_Figure dataset records:_
▼

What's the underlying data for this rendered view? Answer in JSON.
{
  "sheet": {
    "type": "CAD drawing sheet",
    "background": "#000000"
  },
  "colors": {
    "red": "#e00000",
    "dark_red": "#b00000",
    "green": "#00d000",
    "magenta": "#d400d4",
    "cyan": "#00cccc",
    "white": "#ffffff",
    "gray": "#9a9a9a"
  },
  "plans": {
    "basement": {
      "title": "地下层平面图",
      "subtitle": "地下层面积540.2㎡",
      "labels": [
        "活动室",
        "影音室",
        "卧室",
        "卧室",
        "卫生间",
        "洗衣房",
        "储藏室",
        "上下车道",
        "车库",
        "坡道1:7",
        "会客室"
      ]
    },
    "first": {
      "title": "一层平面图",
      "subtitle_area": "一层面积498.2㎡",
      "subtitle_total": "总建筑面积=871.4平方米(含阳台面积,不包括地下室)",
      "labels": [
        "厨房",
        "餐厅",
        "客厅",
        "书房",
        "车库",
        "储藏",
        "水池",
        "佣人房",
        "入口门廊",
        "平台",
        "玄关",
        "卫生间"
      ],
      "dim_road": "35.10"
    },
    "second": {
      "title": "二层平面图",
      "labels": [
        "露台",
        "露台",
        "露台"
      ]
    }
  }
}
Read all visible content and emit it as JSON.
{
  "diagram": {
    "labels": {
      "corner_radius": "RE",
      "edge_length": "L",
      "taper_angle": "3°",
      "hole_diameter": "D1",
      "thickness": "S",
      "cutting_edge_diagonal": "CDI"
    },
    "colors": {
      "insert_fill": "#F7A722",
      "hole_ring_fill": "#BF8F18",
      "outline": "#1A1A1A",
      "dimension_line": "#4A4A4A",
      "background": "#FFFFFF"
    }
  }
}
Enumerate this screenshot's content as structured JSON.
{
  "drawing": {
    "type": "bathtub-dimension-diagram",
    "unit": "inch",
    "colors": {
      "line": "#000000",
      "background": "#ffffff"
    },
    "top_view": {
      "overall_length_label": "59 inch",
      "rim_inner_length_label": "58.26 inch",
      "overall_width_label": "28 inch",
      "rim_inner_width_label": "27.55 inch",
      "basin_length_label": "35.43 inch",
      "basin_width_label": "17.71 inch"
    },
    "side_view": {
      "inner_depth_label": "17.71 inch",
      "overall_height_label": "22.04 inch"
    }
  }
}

▲

Say how many lines in the records above hold "this", and give no other text.

_TASK ANSWER:_ 2